-- Start of Supplied material --

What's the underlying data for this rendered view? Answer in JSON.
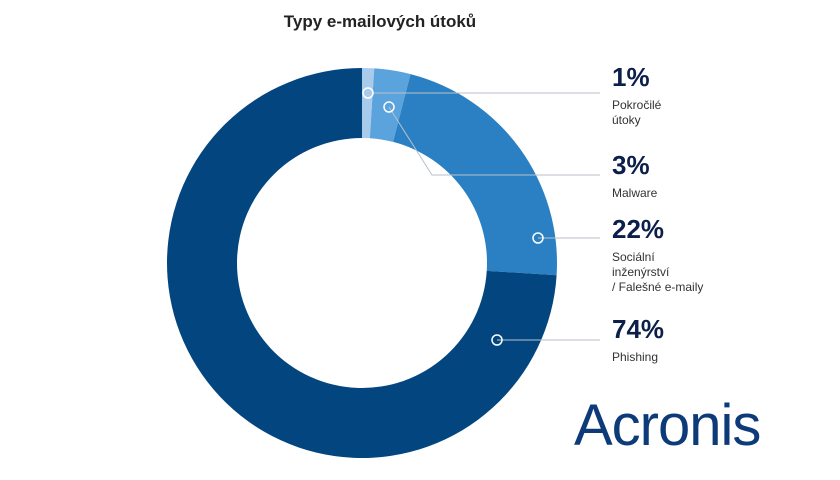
{
  "chart_data": {
    "type": "donut",
    "title": "Typy e-mailových útoků",
    "categories": [
      "Pokročilé\nútoky",
      "Malware",
      "Sociální\ninženýrství\n/ Falešné e-maily",
      "Phishing"
    ],
    "values": [
      1,
      3,
      22,
      74
    ],
    "value_labels": [
      "1%",
      "3%",
      "22%",
      "74%"
    ],
    "colors": [
      "#a9cbeb",
      "#5ba3dc",
      "#2a80c2",
      "#03467f"
    ]
  },
  "logo": "Acronis"
}
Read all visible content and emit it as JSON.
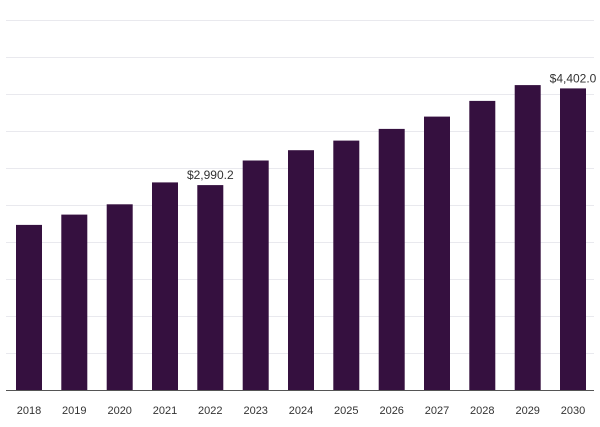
{
  "chart_data": {
    "type": "bar",
    "title": "",
    "xlabel": "",
    "ylabel": "",
    "categories": [
      "2018",
      "2019",
      "2020",
      "2021",
      "2022",
      "2023",
      "2024",
      "2025",
      "2026",
      "2027",
      "2028",
      "2029",
      "2030"
    ],
    "values": [
      2410,
      2560,
      2710,
      3030,
      2990.2,
      3350,
      3500,
      3640,
      3810,
      3990,
      4220,
      4450,
      4402.0
    ],
    "data_labels": [
      {
        "index": 4,
        "text": "$2,990.2"
      },
      {
        "index": 12,
        "text": "$4,402.0"
      }
    ],
    "ylim": [
      0,
      5400
    ],
    "y_gridlines": [
      540,
      1080,
      1620,
      2160,
      2700,
      3240,
      3780,
      4320,
      4860,
      5400
    ],
    "grid": true,
    "legend": "none",
    "colors": {
      "bar": "#35103f",
      "grid": "#e9e9ee",
      "axis": "#555555",
      "text": "#333333"
    }
  }
}
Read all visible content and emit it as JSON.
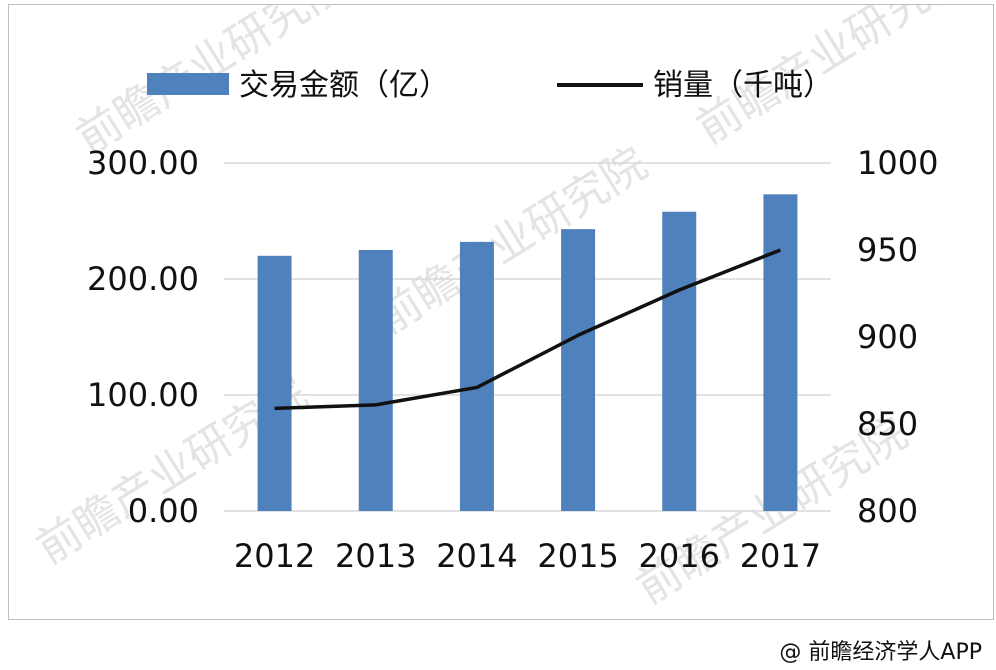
{
  "chart_data": {
    "type": "bar",
    "categories": [
      "2012",
      "2013",
      "2014",
      "2015",
      "2016",
      "2017"
    ],
    "series": [
      {
        "name": "交易金额（亿）",
        "type": "bar",
        "axis": "left",
        "color": "#4f81bd",
        "values": [
          220,
          225,
          232,
          243,
          258,
          273
        ]
      },
      {
        "name": "销量（千吨）",
        "type": "line",
        "axis": "right",
        "color": "#111111",
        "values": [
          859,
          861,
          871,
          901,
          927,
          950
        ]
      }
    ],
    "left_axis": {
      "ylim": [
        0,
        300
      ],
      "ticks": [
        "300.00",
        "200.00",
        "100.00",
        "0.00"
      ]
    },
    "right_axis": {
      "ylim": [
        800,
        1000
      ],
      "ticks": [
        "1000",
        "950",
        "900",
        "850",
        "800"
      ]
    },
    "grid": true,
    "legend_position": "top",
    "watermark": "前瞻产业研究院"
  },
  "credit": "@ 前瞻经济学人APP"
}
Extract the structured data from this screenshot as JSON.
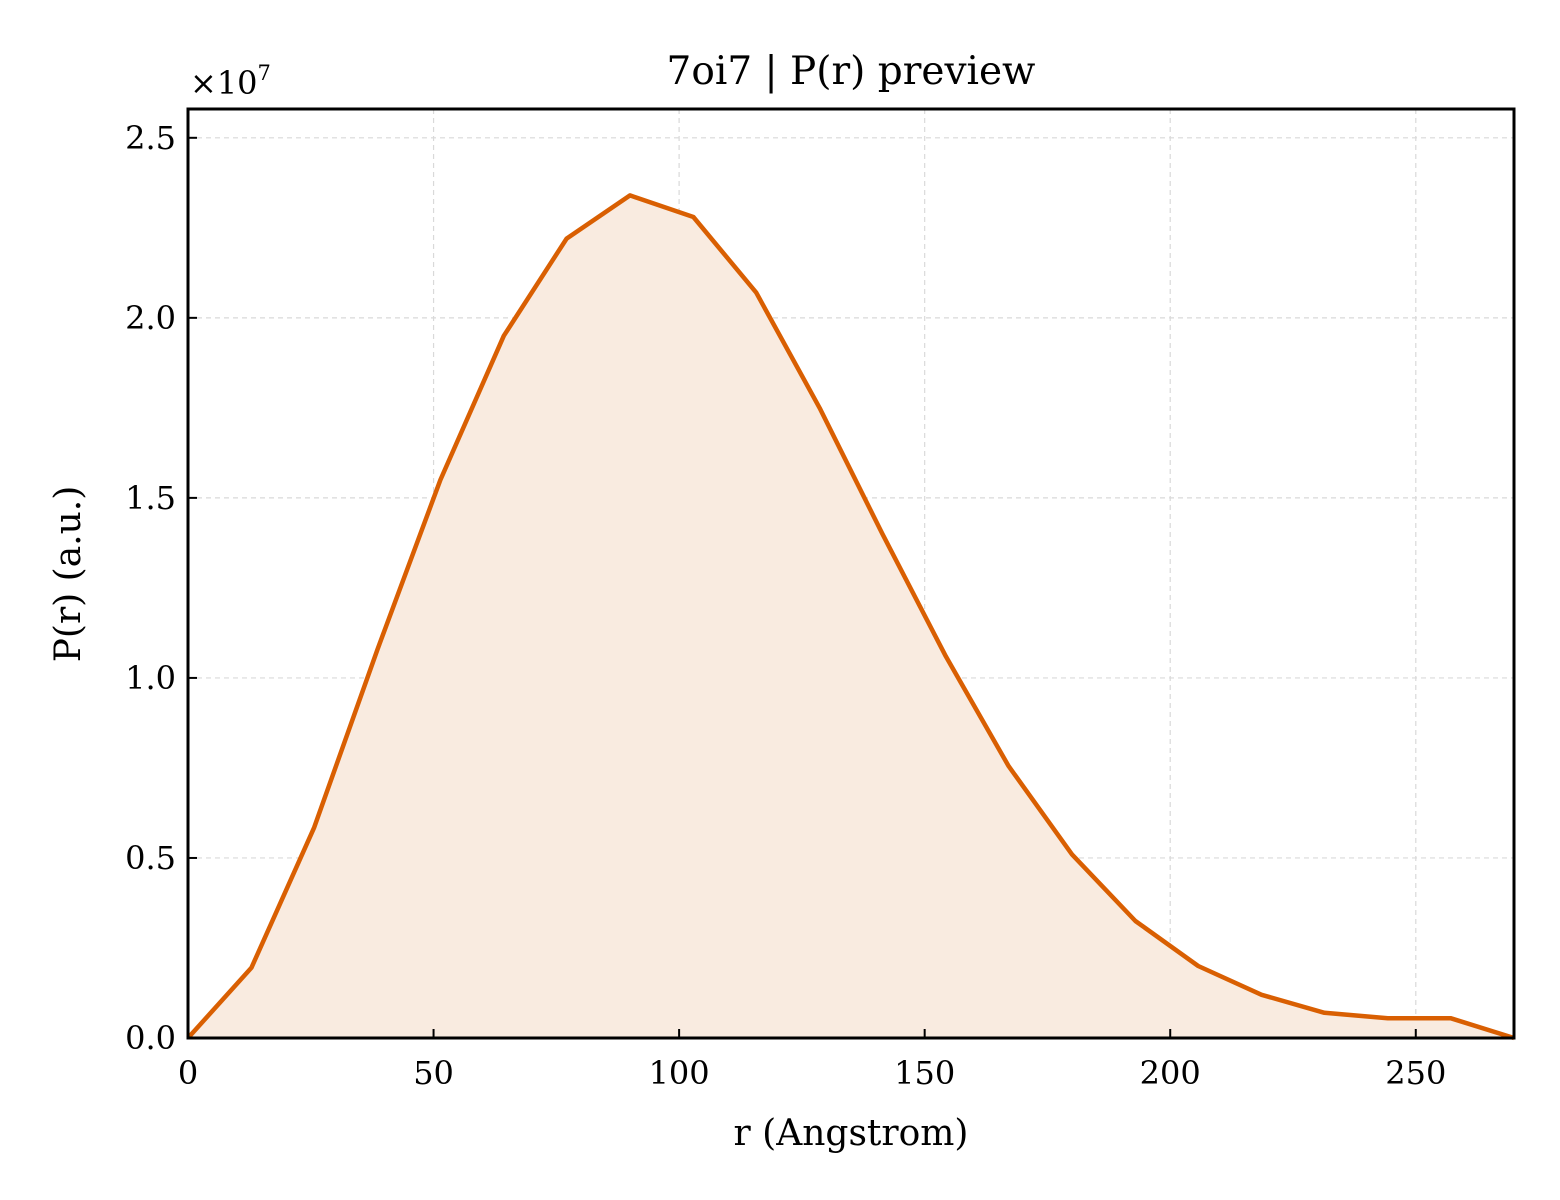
{
  "chart_data": {
    "type": "area",
    "title": "7oi7 | P(r) preview",
    "xlabel": "r (Angstrom)",
    "ylabel": "P(r) (a.u.)",
    "offset_text": "×10",
    "offset_exponent": "7",
    "xlim": [
      0,
      270
    ],
    "ylim": [
      0,
      2.58
    ],
    "x_ticks": [
      0,
      50,
      100,
      150,
      200,
      250
    ],
    "x_tick_labels": [
      "0",
      "50",
      "100",
      "150",
      "200",
      "250"
    ],
    "y_ticks": [
      0,
      0.5,
      1.0,
      1.5,
      2.0,
      2.5
    ],
    "y_tick_labels": [
      "0.0",
      "0.5",
      "1.0",
      "1.5",
      "2.0",
      "2.5"
    ],
    "grid": true,
    "line_color": "#d95f02",
    "fill_color": "#f9ebe0",
    "series": [
      {
        "x": [
          0,
          12.9,
          25.7,
          38.6,
          51.4,
          64.3,
          77.1,
          90.0,
          102.9,
          115.7,
          128.6,
          141.4,
          154.3,
          167.1,
          180.0,
          192.9,
          205.7,
          218.6,
          231.4,
          244.3,
          257.1,
          270.0
        ],
        "y": [
          0.0,
          0.195,
          0.585,
          1.08,
          1.55,
          1.95,
          2.22,
          2.34,
          2.28,
          2.07,
          1.75,
          1.4,
          1.06,
          0.755,
          0.51,
          0.325,
          0.2,
          0.12,
          0.07,
          0.055,
          0.055,
          0.0
        ]
      }
    ]
  }
}
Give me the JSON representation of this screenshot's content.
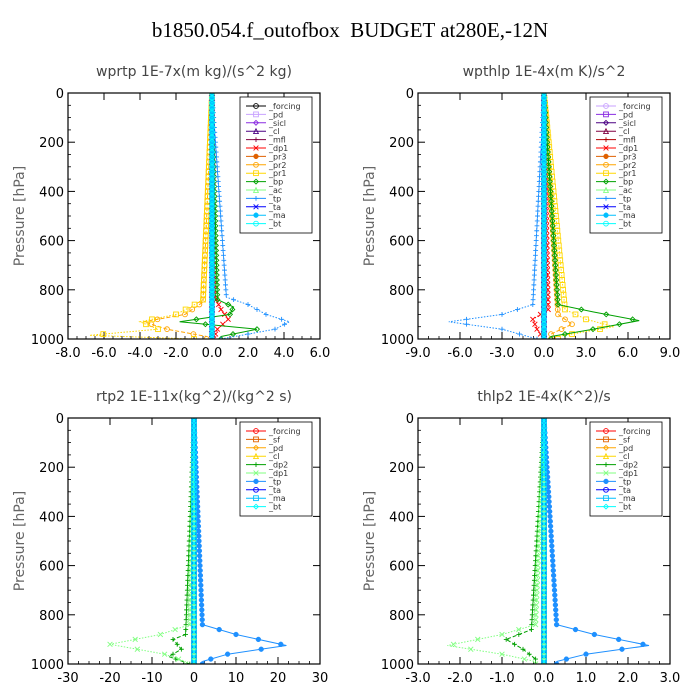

-- End of Supplied material --

- [Short task]
Except for the pictures, give all the material above again verbatim.

- [Exercise answer]
What's the underlying data for this rendered view? Answer in JSON.
{
  "chart_data": {
    "type": "donut",
    "title": "Typy e-mailových útoků",
    "categories": [
      "Pokročilé\nútoky",
      "Malware",
      "Sociální\ninženýrství\n/ Falešné e-maily",
      "Phishing"
    ],
    "values": [
      1,
      3,
      22,
      74
    ],
    "value_labels": [
      "1%",
      "3%",
      "22%",
      "74%"
    ],
    "colors": [
      "#a9cbeb",
      "#5ba3dc",
      "#2a80c2",
      "#03467f"
    ]
  },
  "logo": "Acronis"
}
Read all visible content and emit it as JSON.
{
  "chart_data": {
    "type": "bar",
    "title": "",
    "xlabel": "",
    "ylabel": "",
    "categories": [
      "2018",
      "2019",
      "2020",
      "2021",
      "2022",
      "2023",
      "2024",
      "2025",
      "2026",
      "2027",
      "2028",
      "2029",
      "2030"
    ],
    "values": [
      2410,
      2560,
      2710,
      3030,
      2990.2,
      3350,
      3500,
      3640,
      3810,
      3990,
      4220,
      4450,
      4402.0
    ],
    "data_labels": [
      {
        "index": 4,
        "text": "$2,990.2"
      },
      {
        "index": 12,
        "text": "$4,402.0"
      }
    ],
    "ylim": [
      0,
      5400
    ],
    "y_gridlines": [
      540,
      1080,
      1620,
      2160,
      2700,
      3240,
      3780,
      4320,
      4860,
      5400
    ],
    "grid": true,
    "legend": "none",
    "colors": {
      "bar": "#35103f",
      "grid": "#e9e9ee",
      "axis": "#555555",
      "text": "#333333"
    }
  }
}
Read all visible content and emit it as JSON.
{
  "chart_data": {
    "type": "bar",
    "categories": [
      "2012",
      "2013",
      "2014",
      "2015",
      "2016",
      "2017"
    ],
    "series": [
      {
        "name": "交易金额（亿）",
        "type": "bar",
        "axis": "left",
        "color": "#4f81bd",
        "values": [
          220,
          225,
          232,
          243,
          258,
          273
        ]
      },
      {
        "name": "销量（千吨）",
        "type": "line",
        "axis": "right",
        "color": "#111111",
        "values": [
          859,
          861,
          871,
          901,
          927,
          950
        ]
      }
    ],
    "left_axis": {
      "ylim": [
        0,
        300
      ],
      "ticks": [
        "300.00",
        "200.00",
        "100.00",
        "0.00"
      ]
    },
    "right_axis": {
      "ylim": [
        800,
        1000
      ],
      "ticks": [
        "1000",
        "950",
        "900",
        "850",
        "800"
      ]
    },
    "grid": true,
    "legend_position": "top",
    "watermark": "前瞻产业研究院"
  },
  "credit": "@ 前瞻经济学人APP"
}
Extract the structured data from this screenshot as JSON.
{
  "chart_data": {
    "type": "area",
    "title": "7oi7 | P(r) preview",
    "xlabel": "r (Angstrom)",
    "ylabel": "P(r) (a.u.)",
    "offset_text": "×10",
    "offset_exponent": "7",
    "xlim": [
      0,
      270
    ],
    "ylim": [
      0,
      2.58
    ],
    "x_ticks": [
      0,
      50,
      100,
      150,
      200,
      250
    ],
    "x_tick_labels": [
      "0",
      "50",
      "100",
      "150",
      "200",
      "250"
    ],
    "y_ticks": [
      0,
      0.5,
      1.0,
      1.5,
      2.0,
      2.5
    ],
    "y_tick_labels": [
      "0.0",
      "0.5",
      "1.0",
      "1.5",
      "2.0",
      "2.5"
    ],
    "grid": true,
    "line_color": "#d95f02",
    "fill_color": "#f9ebe0",
    "series": [
      {
        "x": [
          0,
          12.9,
          25.7,
          38.6,
          51.4,
          64.3,
          77.1,
          90.0,
          102.9,
          115.7,
          128.6,
          141.4,
          154.3,
          167.1,
          180.0,
          192.9,
          205.7,
          218.6,
          231.4,
          244.3,
          257.1,
          270.0
        ],
        "y": [
          0.0,
          0.195,
          0.585,
          1.08,
          1.55,
          1.95,
          2.22,
          2.34,
          2.28,
          2.07,
          1.75,
          1.4,
          1.06,
          0.755,
          0.51,
          0.325,
          0.2,
          0.12,
          0.07,
          0.055,
          0.055,
          0.0
        ]
      }
    ]
  }
}
Give me the JSON representation of this screenshot's content.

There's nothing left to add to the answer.